Data entries
·····
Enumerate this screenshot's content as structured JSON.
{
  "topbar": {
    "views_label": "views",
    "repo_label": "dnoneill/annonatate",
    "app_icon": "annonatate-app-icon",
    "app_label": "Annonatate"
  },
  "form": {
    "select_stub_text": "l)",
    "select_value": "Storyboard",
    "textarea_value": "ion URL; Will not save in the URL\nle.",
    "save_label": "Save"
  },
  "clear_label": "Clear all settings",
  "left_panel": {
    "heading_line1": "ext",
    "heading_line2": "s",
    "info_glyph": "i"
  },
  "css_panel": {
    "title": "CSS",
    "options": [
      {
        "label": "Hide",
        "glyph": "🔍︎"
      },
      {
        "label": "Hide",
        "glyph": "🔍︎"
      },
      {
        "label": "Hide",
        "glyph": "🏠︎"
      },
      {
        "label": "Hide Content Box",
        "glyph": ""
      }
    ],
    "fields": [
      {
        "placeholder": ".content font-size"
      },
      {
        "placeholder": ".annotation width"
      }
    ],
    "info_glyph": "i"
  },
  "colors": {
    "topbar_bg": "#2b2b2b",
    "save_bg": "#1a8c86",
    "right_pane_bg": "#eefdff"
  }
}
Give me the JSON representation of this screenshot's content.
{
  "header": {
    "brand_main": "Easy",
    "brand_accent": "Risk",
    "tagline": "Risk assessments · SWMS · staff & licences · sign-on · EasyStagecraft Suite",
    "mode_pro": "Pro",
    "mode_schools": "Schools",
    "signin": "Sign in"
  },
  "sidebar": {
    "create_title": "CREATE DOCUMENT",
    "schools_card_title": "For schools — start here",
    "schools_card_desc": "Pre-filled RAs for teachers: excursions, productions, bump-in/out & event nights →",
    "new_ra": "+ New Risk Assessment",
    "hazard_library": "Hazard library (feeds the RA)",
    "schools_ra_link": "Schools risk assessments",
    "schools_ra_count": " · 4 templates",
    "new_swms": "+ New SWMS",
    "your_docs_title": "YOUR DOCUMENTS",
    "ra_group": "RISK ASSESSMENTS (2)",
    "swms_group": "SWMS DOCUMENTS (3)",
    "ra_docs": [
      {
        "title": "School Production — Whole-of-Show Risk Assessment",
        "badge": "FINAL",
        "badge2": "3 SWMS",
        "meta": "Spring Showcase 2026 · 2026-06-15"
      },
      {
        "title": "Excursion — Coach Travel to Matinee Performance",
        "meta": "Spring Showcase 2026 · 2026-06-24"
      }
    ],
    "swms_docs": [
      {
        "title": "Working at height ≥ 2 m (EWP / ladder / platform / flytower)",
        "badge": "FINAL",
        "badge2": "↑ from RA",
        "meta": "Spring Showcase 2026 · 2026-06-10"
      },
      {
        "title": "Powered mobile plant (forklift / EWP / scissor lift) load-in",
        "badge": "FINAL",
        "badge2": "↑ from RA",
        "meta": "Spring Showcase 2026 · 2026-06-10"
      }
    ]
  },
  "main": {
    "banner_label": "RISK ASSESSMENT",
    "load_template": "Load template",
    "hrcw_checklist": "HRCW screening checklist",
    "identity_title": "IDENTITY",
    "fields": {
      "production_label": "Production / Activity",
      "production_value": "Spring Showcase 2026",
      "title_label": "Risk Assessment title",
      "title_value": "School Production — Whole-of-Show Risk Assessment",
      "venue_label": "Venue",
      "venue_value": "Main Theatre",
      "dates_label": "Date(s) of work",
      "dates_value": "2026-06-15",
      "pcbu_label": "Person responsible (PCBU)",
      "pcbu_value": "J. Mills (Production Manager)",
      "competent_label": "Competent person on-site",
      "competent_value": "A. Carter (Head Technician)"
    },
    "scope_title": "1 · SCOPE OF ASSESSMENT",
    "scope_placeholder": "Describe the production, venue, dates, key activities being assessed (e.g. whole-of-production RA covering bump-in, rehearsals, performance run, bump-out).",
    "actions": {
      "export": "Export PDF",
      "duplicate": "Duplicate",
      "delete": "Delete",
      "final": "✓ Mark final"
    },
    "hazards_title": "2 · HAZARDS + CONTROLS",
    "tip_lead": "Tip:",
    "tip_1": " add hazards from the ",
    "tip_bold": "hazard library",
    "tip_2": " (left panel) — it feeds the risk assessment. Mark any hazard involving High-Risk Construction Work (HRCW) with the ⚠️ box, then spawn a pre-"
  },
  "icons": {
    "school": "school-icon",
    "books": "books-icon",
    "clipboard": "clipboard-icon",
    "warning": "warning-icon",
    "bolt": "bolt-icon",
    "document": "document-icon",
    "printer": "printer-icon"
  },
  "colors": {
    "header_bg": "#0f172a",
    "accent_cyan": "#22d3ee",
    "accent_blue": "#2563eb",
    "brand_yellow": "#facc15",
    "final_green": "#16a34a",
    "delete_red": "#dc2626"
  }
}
·····
__TASK STATEMENT__
From the listing above, extract all records word for word.

__IN RESPONSE__
Enumerate this screenshot's content as structured JSON.
{
  "topbar": {
    "views_label": "views",
    "repo_label": "dnoneill/annonatate",
    "app_icon": "annonatate-app-icon",
    "app_label": "Annonatate"
  },
  "form": {
    "select_stub_text": "l)",
    "select_value": "Storyboard",
    "textarea_value": "ion URL; Will not save in the URL\nle.",
    "save_label": "Save"
  },
  "clear_label": "Clear all settings",
  "left_panel": {
    "heading_line1": "ext",
    "heading_line2": "s",
    "info_glyph": "i"
  },
  "css_panel": {
    "title": "CSS",
    "options": [
      {
        "label": "Hide",
        "glyph": "🔍︎"
      },
      {
        "label": "Hide",
        "glyph": "🔍︎"
      },
      {
        "label": "Hide",
        "glyph": "🏠︎"
      },
      {
        "label": "Hide Content Box",
        "glyph": ""
      }
    ],
    "fields": [
      {
        "placeholder": ".content font-size"
      },
      {
        "placeholder": ".annotation width"
      }
    ],
    "info_glyph": "i"
  },
  "colors": {
    "topbar_bg": "#2b2b2b",
    "save_bg": "#1a8c86",
    "right_pane_bg": "#eefdff"
  }
}
Give me the JSON representation of this screenshot's content.
{
  "header": {
    "brand_main": "Easy",
    "brand_accent": "Risk",
    "tagline": "Risk assessments · SWMS · staff & licences · sign-on · EasyStagecraft Suite",
    "mode_pro": "Pro",
    "mode_schools": "Schools",
    "signin": "Sign in"
  },
  "sidebar": {
    "create_title": "CREATE DOCUMENT",
    "schools_card_title": "For schools — start here",
    "schools_card_desc": "Pre-filled RAs for teachers: excursions, productions, bump-in/out & event nights →",
    "new_ra": "+ New Risk Assessment",
    "hazard_library": "Hazard library (feeds the RA)",
    "schools_ra_link": "Schools risk assessments",
    "schools_ra_count": " · 4 templates",
    "new_swms": "+ New SWMS",
    "your_docs_title": "YOUR DOCUMENTS",
    "ra_group": "RISK ASSESSMENTS (2)",
    "swms_group": "SWMS DOCUMENTS (3)",
    "ra_docs": [
      {
        "title": "School Production — Whole-of-Show Risk Assessment",
        "badge": "FINAL",
        "badge2": "3 SWMS",
        "meta": "Spring Showcase 2026 · 2026-06-15"
      },
      {
        "title": "Excursion — Coach Travel to Matinee Performance",
        "meta": "Spring Showcase 2026 · 2026-06-24"
      }
    ],
    "swms_docs": [
      {
        "title": "Working at height ≥ 2 m (EWP / ladder / platform / flytower)",
        "badge": "FINAL",
        "badge2": "↑ from RA",
        "meta": "Spring Showcase 2026 · 2026-06-10"
      },
      {
        "title": "Powered mobile plant (forklift / EWP / scissor lift) load-in",
        "badge": "FINAL",
        "badge2": "↑ from RA",
        "meta": "Spring Showcase 2026 · 2026-06-10"
      }
    ]
  },
  "main": {
    "banner_label": "RISK ASSESSMENT",
    "load_template": "Load template",
    "hrcw_checklist": "HRCW screening checklist",
    "identity_title": "IDENTITY",
    "fields": {
      "production_label": "Production / Activity",
      "production_value": "Spring Showcase 2026",
      "title_label": "Risk Assessment title",
      "title_value": "School Production — Whole-of-Show Risk Assessment",
      "venue_label": "Venue",
      "venue_value": "Main Theatre",
      "dates_label": "Date(s) of work",
      "dates_value": "2026-06-15",
      "pcbu_label": "Person responsible (PCBU)",
      "pcbu_value": "J. Mills (Production Manager)",
      "competent_label": "Competent person on-site",
      "competent_value": "A. Carter (Head Technician)"
    },
    "scope_title": "1 · SCOPE OF ASSESSMENT",
    "scope_placeholder": "Describe the production, venue, dates, key activities being assessed (e.g. whole-of-production RA covering bump-in, rehearsals, performance run, bump-out).",
    "actions": {
      "export": "Export PDF",
      "duplicate": "Duplicate",
      "delete": "Delete",
      "final": "✓ Mark final"
    },
    "hazards_title": "2 · HAZARDS + CONTROLS",
    "tip_lead": "Tip:",
    "tip_1": " add hazards from the ",
    "tip_bold": "hazard library",
    "tip_2": " (left panel) — it feeds the risk assessment. Mark any hazard involving High-Risk Construction Work (HRCW) with the ⚠️ box, then spawn a pre-"
  },
  "icons": {
    "school": "school-icon",
    "books": "books-icon",
    "clipboard": "clipboard-icon",
    "warning": "warning-icon",
    "bolt": "bolt-icon",
    "document": "document-icon",
    "printer": "printer-icon"
  },
  "colors": {
    "header_bg": "#0f172a",
    "accent_cyan": "#22d3ee",
    "accent_blue": "#2563eb",
    "brand_yellow": "#facc15",
    "final_green": "#16a34a",
    "delete_red": "#dc2626"
  }
}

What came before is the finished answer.